*Aim*: Below are records. Count every line containing the word "grid" and give the number alone.
»»
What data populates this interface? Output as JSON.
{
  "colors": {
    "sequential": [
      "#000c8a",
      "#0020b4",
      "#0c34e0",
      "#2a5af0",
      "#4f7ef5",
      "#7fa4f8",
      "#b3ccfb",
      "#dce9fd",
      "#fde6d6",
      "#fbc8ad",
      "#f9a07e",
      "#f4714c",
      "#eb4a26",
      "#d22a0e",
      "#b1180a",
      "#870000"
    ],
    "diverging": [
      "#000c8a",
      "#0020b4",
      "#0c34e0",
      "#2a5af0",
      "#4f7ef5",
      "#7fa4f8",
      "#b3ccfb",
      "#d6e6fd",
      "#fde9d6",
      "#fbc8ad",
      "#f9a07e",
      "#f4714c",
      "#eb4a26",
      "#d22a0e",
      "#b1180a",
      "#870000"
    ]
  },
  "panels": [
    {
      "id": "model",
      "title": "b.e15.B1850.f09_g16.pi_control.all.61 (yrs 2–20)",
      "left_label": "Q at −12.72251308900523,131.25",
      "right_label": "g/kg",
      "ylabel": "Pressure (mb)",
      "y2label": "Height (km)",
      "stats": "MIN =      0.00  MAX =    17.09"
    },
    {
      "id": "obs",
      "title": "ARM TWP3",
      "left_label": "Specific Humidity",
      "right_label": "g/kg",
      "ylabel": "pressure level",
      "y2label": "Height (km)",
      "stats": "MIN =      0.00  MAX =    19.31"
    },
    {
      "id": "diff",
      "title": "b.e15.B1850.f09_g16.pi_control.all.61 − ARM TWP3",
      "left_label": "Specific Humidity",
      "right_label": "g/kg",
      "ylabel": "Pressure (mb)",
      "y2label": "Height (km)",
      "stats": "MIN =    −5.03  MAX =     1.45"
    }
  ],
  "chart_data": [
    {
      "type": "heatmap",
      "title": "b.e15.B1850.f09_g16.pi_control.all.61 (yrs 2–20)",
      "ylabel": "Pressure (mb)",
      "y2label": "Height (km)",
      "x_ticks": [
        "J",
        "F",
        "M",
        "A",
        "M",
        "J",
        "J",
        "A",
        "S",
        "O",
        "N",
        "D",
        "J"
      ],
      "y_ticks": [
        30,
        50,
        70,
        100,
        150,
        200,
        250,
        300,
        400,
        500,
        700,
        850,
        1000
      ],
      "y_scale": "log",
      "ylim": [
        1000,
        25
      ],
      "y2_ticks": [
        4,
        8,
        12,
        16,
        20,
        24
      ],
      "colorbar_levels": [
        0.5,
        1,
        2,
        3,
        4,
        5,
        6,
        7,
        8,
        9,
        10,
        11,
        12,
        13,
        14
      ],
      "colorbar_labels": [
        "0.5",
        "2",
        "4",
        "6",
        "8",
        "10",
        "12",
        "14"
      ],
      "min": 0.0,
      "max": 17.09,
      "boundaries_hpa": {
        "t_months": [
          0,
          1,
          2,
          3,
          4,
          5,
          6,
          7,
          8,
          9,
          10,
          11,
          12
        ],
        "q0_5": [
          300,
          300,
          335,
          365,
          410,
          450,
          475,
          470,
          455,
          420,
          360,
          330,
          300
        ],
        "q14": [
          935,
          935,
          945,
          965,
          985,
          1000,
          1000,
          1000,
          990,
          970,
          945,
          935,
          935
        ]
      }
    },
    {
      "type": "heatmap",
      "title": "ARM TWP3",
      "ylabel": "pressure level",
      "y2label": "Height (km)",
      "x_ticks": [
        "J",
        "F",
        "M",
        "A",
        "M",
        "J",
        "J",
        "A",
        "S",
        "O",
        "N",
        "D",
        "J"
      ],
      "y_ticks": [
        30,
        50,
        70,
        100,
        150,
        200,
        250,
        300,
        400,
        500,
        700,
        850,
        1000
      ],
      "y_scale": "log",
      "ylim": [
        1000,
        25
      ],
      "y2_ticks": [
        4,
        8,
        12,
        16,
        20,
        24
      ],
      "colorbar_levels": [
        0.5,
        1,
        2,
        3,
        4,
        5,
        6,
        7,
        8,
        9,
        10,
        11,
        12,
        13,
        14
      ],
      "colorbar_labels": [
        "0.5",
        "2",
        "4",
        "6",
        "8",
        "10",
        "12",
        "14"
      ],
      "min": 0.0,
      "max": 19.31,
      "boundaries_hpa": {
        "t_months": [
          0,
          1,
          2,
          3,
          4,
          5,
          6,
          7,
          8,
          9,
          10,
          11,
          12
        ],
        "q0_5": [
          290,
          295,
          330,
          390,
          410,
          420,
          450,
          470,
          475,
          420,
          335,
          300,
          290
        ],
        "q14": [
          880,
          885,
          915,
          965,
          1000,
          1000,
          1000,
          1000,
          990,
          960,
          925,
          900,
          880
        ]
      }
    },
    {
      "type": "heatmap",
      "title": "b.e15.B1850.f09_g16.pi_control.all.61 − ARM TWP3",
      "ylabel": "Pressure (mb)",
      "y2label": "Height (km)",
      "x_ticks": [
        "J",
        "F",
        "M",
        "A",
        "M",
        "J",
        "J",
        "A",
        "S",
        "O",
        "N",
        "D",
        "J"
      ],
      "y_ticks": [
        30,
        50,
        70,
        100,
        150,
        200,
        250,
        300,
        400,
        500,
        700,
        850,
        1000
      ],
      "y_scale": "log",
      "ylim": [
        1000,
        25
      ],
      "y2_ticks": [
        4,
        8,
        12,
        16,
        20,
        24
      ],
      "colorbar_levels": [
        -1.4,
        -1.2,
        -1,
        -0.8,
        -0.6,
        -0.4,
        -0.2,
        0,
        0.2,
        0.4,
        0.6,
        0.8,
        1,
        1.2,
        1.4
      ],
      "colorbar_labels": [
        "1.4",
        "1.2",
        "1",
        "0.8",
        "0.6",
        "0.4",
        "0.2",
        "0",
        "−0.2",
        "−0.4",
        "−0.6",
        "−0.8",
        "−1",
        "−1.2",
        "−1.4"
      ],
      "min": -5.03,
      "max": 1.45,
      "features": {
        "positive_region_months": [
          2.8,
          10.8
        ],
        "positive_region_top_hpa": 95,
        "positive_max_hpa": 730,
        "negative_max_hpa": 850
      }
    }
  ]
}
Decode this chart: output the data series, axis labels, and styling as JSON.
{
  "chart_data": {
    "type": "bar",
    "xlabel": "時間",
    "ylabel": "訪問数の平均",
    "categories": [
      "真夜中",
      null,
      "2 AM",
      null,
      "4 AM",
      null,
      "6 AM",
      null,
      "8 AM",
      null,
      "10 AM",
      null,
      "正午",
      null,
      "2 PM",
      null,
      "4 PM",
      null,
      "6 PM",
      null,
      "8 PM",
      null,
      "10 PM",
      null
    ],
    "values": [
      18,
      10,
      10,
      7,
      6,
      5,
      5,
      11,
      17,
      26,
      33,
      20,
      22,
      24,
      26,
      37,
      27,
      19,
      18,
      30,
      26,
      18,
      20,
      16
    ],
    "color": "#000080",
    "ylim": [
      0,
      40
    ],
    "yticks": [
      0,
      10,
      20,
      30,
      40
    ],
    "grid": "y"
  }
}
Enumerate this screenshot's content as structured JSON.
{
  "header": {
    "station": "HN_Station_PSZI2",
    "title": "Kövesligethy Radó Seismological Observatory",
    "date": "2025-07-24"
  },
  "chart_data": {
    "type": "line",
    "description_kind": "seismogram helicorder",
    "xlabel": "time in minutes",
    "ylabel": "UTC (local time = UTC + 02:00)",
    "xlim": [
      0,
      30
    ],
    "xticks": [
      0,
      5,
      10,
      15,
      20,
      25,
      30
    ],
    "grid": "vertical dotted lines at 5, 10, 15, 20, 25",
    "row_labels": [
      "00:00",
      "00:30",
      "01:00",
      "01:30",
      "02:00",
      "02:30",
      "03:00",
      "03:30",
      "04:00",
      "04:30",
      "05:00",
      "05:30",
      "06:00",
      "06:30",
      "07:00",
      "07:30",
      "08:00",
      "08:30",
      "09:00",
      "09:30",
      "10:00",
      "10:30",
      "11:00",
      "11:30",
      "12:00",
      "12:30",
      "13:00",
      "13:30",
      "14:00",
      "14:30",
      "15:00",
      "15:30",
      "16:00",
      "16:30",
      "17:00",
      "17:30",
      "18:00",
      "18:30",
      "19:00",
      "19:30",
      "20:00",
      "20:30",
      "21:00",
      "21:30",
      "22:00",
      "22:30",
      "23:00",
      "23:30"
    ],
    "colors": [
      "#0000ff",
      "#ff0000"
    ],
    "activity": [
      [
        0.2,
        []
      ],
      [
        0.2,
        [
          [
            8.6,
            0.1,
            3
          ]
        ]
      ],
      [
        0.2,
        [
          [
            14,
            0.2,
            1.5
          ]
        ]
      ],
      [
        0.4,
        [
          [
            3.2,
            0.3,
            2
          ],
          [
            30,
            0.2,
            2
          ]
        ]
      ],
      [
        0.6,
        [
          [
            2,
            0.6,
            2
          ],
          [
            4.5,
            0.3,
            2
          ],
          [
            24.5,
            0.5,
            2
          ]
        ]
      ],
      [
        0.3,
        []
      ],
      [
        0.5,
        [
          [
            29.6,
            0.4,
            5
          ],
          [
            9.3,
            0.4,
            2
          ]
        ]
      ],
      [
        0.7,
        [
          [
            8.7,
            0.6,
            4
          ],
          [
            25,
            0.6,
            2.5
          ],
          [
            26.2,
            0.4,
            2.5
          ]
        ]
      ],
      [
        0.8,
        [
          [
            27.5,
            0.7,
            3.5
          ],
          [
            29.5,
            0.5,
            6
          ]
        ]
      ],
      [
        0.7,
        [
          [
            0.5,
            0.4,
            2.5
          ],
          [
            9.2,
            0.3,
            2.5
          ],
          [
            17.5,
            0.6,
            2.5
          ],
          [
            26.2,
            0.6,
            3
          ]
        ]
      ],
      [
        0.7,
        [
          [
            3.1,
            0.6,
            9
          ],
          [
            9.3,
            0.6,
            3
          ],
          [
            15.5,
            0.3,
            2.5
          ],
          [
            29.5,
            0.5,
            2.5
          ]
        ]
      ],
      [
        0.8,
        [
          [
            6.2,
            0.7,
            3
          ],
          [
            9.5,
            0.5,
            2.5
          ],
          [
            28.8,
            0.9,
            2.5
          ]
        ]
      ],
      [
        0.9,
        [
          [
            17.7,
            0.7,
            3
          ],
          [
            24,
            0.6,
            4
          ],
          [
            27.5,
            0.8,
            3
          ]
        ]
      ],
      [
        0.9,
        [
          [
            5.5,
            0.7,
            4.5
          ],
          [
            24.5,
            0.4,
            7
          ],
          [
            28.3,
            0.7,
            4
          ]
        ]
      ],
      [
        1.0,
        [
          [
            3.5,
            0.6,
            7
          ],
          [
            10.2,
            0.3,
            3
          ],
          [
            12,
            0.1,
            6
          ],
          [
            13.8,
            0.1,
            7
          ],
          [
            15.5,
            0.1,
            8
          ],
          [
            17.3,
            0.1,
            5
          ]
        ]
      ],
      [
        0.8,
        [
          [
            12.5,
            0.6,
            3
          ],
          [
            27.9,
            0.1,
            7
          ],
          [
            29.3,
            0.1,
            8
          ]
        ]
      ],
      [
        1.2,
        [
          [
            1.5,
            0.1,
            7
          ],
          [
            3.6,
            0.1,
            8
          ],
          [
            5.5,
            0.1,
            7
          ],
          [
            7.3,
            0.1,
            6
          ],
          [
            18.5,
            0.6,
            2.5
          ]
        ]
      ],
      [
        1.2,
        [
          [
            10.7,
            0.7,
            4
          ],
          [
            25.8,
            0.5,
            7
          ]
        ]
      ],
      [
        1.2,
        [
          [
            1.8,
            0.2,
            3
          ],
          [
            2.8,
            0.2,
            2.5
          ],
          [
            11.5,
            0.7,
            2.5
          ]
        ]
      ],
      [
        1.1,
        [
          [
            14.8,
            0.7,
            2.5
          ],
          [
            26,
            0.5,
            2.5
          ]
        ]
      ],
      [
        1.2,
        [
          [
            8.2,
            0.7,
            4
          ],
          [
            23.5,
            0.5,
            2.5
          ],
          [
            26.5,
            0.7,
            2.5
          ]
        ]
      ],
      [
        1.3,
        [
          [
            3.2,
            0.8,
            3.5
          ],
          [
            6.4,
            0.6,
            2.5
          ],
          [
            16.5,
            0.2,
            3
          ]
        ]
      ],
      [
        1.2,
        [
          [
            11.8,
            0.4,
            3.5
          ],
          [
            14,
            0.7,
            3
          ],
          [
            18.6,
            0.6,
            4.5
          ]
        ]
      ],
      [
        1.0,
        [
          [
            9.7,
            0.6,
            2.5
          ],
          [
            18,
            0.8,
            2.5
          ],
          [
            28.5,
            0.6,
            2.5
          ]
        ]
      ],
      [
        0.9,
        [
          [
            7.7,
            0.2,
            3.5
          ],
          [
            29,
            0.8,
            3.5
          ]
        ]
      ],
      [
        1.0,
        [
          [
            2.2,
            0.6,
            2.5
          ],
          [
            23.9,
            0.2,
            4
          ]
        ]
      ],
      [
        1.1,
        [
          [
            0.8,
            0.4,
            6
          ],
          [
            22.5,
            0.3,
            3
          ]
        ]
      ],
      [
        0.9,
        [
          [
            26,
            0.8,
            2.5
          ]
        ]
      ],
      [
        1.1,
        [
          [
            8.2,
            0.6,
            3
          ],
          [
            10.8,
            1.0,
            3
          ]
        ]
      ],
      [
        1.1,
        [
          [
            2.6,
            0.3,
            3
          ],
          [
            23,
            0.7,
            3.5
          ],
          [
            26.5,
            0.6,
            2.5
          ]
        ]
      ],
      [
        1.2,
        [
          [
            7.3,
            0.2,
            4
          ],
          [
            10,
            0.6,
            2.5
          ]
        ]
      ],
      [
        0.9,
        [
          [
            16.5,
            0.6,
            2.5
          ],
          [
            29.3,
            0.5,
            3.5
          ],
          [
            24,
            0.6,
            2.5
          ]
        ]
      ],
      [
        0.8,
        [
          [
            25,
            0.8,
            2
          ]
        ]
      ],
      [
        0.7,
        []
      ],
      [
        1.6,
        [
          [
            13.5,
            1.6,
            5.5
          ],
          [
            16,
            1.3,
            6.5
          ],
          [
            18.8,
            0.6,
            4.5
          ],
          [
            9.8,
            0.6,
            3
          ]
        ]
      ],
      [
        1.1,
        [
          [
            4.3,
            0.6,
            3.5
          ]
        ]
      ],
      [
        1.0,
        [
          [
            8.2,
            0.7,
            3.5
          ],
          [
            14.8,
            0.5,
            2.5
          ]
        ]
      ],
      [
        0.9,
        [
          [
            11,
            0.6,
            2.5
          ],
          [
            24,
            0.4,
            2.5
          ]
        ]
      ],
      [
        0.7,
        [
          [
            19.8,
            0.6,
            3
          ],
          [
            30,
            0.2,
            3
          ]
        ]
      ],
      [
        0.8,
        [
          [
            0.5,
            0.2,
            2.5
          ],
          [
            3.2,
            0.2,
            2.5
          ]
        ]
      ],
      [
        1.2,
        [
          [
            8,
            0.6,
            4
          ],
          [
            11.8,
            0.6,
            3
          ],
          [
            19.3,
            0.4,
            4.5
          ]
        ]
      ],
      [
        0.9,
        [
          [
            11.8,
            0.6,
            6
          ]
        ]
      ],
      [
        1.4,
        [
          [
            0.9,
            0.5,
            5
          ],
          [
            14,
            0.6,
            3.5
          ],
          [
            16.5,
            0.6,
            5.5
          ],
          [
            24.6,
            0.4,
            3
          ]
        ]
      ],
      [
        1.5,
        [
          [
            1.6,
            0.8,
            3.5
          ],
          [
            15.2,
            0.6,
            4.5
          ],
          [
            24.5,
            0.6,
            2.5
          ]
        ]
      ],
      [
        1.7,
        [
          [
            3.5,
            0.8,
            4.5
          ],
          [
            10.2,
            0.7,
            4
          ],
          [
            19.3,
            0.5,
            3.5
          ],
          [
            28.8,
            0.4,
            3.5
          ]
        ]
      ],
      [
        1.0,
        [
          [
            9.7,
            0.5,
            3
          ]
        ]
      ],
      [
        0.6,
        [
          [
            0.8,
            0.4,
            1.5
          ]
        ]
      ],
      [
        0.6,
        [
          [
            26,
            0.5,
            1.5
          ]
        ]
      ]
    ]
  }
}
««
*Completed exercise*: 2